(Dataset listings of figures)
┌────────

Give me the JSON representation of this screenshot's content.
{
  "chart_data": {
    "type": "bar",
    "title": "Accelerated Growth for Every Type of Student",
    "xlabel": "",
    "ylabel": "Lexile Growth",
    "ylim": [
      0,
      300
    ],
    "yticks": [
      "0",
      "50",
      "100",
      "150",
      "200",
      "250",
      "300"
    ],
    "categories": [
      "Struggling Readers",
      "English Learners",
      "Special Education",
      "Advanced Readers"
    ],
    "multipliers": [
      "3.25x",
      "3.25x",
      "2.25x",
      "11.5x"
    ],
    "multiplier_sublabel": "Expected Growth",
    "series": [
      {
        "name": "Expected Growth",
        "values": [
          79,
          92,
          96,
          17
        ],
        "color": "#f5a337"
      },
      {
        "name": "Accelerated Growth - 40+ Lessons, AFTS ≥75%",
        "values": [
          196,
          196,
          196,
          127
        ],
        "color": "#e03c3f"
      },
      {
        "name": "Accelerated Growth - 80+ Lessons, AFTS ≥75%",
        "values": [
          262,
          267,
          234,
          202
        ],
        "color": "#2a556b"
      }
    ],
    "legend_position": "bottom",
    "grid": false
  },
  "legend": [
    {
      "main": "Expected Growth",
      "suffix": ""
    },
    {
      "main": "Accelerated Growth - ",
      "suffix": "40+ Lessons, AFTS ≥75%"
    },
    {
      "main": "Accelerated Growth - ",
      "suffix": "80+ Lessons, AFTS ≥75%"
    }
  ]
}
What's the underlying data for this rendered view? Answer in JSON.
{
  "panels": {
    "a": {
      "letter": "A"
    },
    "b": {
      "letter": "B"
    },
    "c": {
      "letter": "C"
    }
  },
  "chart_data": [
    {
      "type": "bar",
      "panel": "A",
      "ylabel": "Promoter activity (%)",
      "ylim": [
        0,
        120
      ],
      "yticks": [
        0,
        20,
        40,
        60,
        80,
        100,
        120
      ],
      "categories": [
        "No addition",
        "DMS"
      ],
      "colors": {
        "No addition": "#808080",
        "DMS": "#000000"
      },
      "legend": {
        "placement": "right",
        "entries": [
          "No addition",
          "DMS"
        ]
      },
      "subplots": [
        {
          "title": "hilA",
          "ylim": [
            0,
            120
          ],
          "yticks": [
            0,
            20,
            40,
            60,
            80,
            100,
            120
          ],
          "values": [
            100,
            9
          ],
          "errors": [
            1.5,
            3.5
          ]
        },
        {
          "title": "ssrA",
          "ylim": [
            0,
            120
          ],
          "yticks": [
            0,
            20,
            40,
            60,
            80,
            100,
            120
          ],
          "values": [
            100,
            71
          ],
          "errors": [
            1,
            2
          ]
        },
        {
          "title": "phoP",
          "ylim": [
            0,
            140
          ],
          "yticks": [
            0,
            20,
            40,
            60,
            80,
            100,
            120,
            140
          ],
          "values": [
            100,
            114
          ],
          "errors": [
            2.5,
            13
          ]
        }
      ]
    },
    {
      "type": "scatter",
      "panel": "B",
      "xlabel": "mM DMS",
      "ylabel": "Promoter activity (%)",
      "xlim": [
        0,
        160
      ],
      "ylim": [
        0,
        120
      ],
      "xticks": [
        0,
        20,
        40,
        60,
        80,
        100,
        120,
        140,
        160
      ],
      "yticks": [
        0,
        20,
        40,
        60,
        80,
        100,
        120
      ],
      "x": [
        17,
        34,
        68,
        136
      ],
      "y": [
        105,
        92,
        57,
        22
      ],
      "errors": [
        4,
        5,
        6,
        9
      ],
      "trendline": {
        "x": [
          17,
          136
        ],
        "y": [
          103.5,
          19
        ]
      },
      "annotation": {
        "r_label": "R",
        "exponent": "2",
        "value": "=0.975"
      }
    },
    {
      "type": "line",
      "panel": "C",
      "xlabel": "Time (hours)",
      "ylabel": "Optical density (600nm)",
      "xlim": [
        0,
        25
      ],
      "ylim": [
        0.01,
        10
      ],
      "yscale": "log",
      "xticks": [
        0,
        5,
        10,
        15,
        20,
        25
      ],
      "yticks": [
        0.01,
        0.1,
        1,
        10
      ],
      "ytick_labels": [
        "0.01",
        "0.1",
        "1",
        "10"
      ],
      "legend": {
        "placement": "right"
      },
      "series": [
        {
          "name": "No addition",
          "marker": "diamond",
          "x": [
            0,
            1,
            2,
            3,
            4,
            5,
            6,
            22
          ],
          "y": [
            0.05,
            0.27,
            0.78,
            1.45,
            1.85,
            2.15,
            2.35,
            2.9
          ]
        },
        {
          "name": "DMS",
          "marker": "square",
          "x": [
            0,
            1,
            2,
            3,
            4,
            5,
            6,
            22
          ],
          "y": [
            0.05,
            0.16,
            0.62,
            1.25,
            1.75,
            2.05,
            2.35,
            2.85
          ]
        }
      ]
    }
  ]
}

└────────

◆ INSTRUCTIONS TO FOLLOW:
In the records above, collect each line with "title".

◆ TASK OUTPUT:
    "title": "Accelerated Growth for Every Type of Student",
          "title": "hilA",
          "title": "ssrA",
          "title": "phoP",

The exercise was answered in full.